■ **Requirement**
Type out the data exactly as given. Skip any image.

::::::::::

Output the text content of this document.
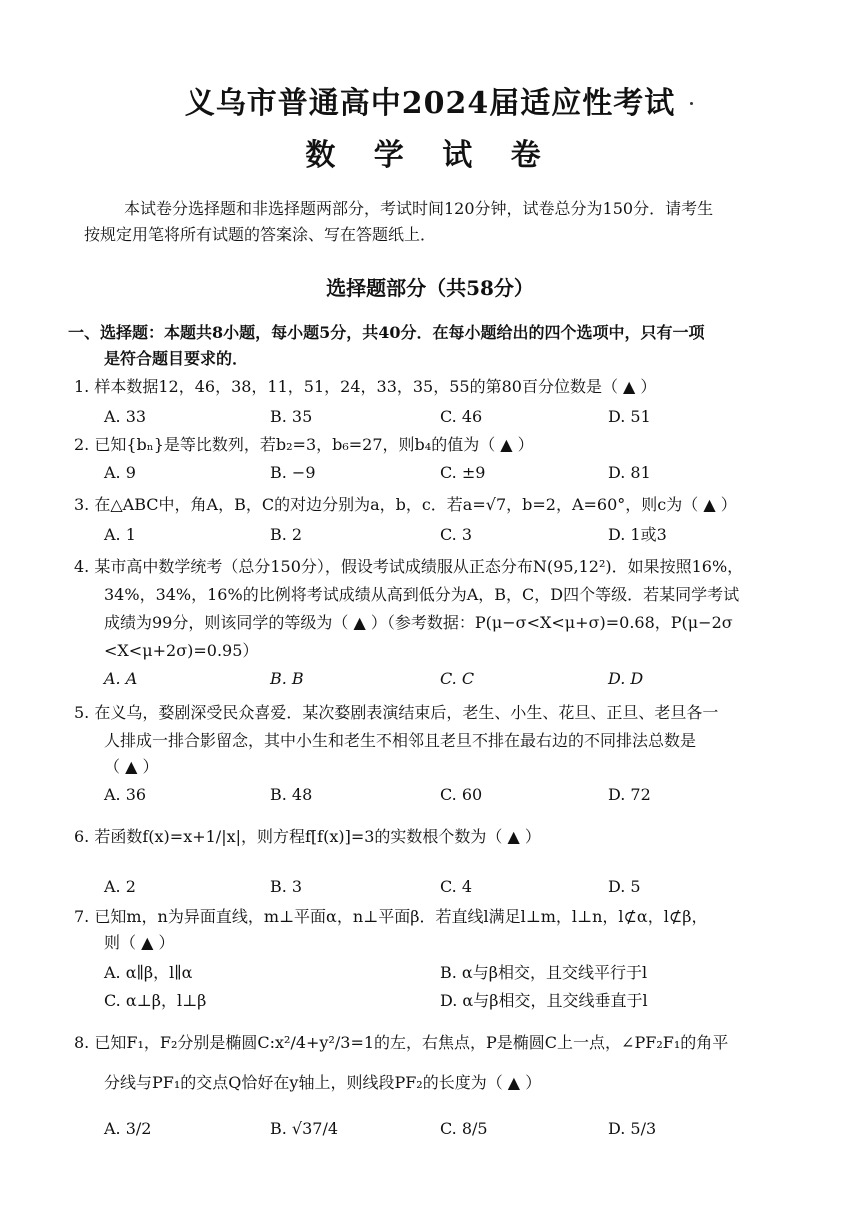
义乌市普通高中2024届适应性考试
数 学 试 卷
本试卷分选择题和非选择题两部分，考试时间120分钟，试卷总分为150分．请考生
按规定用笔将所有试题的答案涂、写在答题纸上．
选择题部分（共58分）
一、选择题：本题共8小题，每小题5分，共40分．在每小题给出的四个选项中，只有一项
是符合题目要求的．
1. 样本数据12，46，38，11，51，24，33，35，55的第80百分位数是（ ▲ ）
A. 33	B. 35	C. 46	D. 51
2. 已知{bₙ}是等比数列，若b₂=3，b₆=27，则b₄的值为（ ▲ ）
A. 9	B. −9	C. ±9	D. 81
3. 在△ABC中，角A，B，C的对边分别为a，b，c．若a=√7，b=2，A=60°，则c为（ ▲ ）
A. 1	B. 2	C. 3	D. 1或3
4. 某市高中数学统考（总分150分），假设考试成绩服从正态分布N(95,12²)．如果按照16%，
34%，34%，16%的比例将考试成绩从高到低分为A，B，C，D四个等级．若某同学考试
成绩为99分，则该同学的等级为（ ▲ ）（参考数据：P(μ−σ<X<μ+σ)=0.68，P(μ−2σ
<X<μ+2σ)=0.95）
A. A	B. B	C. C	D. D
5. 在义乌，婺剧深受民众喜爱．某次婺剧表演结束后，老生、小生、花旦、正旦、老旦各一
人排成一排合影留念，其中小生和老生不相邻且老旦不排在最右边的不同排法总数是
（ ▲ ）
A. 36	B. 48	C. 60	D. 72
6. 若函数f(x)=x+1/|x|，则方程f[f(x)]=3的实数根个数为（ ▲ ）
A. 2	B. 3	C. 4	D. 5
7. 已知m，n为异面直线，m⊥平面α，n⊥平面β．若直线l满足l⊥m，l⊥n，l⊄α，l⊄β，
则（ ▲ ）
A. α∥β，l∥α	B. α与β相交，且交线平行于l
C. α⊥β，l⊥β	D. α与β相交，且交线垂直于l
8. 已知F₁，F₂分别是椭圆C:x²/4+y²/3=1的左，右焦点，P是椭圆C上一点，∠PF₂F₁的角平
分线与PF₁的交点Q恰好在y轴上，则线段PF₂的长度为（ ▲ ）
A. 3/2	B. √37/4	C. 8/5	D. 5/3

::::::::::

■ **Solution to this problem**
Output the text content of this document.
义乌市普通高中2024届适应性考试
数 学 试 卷
本试卷分选择题和非选择题两部分，考试时间120分钟，试卷总分为150分．请考生
按规定用笔将所有试题的答案涂、写在答题纸上．
选择题部分（共58分）
一、选择题：本题共8小题，每小题5分，共40分．在每小题给出的四个选项中，只有一项
是符合题目要求的．
1. 样本数据12，46，38，11，51，24，33，35，55的第80百分位数是（ ▲ ）
A. 33	B. 35	C. 46	D. 51
2. 已知{bₙ}是等比数列，若b₂=3，b₆=27，则b₄的值为（ ▲ ）
A. 9	B. −9	C. ±9	D. 81
3. 在△ABC中，角A，B，C的对边分别为a，b，c．若a=√7，b=2，A=60°，则c为（ ▲ ）
A. 1	B. 2	C. 3	D. 1或3
4. 某市高中数学统考（总分150分），假设考试成绩服从正态分布N(95,12²)．如果按照16%，
34%，34%，16%的比例将考试成绩从高到低分为A，B，C，D四个等级．若某同学考试
成绩为99分，则该同学的等级为（ ▲ ）（参考数据：P(μ−σ<X<μ+σ)=0.68，P(μ−2σ
<X<μ+2σ)=0.95）
A. A	B. B	C. C	D. D
5. 在义乌，婺剧深受民众喜爱．某次婺剧表演结束后，老生、小生、花旦、正旦、老旦各一
人排成一排合影留念，其中小生和老生不相邻且老旦不排在最右边的不同排法总数是
（ ▲ ）
A. 36	B. 48	C. 60	D. 72
6. 若函数f(x)=x+1/|x|，则方程f[f(x)]=3的实数根个数为（ ▲ ）
A. 2	B. 3	C. 4	D. 5
7. 已知m，n为异面直线，m⊥平面α，n⊥平面β．若直线l满足l⊥m，l⊥n，l⊄α，l⊄β，
则（ ▲ ）
A. α∥β，l∥α	B. α与β相交，且交线平行于l
C. α⊥β，l⊥β	D. α与β相交，且交线垂直于l
8. 已知F₁，F₂分别是椭圆C:x²/4+y²/3=1的左，右焦点，P是椭圆C上一点，∠PF₂F₁的角平
分线与PF₁的交点Q恰好在y轴上，则线段PF₂的长度为（ ▲ ）
A. 3/2	B. √37/4	C. 8/5	D. 5/3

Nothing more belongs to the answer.